> _Set exercise_
Look through the records below, and copy out every line that holds the string "caption".

> _Given data_
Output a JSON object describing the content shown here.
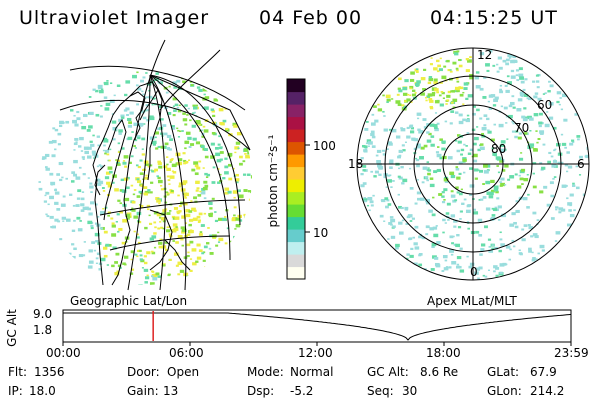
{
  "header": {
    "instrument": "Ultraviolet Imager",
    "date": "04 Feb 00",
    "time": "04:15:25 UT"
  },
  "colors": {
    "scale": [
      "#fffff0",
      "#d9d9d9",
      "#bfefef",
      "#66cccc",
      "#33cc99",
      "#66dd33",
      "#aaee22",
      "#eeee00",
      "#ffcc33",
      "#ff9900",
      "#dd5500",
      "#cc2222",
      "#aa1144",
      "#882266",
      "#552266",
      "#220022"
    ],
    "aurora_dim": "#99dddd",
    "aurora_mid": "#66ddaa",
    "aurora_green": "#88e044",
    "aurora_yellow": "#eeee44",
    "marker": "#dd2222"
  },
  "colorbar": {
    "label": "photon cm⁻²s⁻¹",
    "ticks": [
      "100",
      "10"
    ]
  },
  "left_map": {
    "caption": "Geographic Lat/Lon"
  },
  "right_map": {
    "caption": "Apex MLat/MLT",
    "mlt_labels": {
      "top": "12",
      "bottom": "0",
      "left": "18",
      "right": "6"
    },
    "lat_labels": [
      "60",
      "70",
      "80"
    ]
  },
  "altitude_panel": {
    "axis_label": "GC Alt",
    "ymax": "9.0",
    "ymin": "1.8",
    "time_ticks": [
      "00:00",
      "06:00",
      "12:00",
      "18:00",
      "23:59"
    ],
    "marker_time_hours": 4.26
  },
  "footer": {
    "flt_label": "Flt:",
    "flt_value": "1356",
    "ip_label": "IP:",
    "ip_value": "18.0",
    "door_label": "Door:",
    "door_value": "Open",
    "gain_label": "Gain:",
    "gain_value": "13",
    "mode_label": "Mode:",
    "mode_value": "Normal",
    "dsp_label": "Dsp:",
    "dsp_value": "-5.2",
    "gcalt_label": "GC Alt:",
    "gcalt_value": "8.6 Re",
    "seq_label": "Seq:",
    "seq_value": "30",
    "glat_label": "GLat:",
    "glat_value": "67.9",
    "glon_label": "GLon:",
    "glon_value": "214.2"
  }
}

> _Solution to this problem_
    "caption": "Geographic Lat/Lon"
    "caption": "Apex MLat/MLT",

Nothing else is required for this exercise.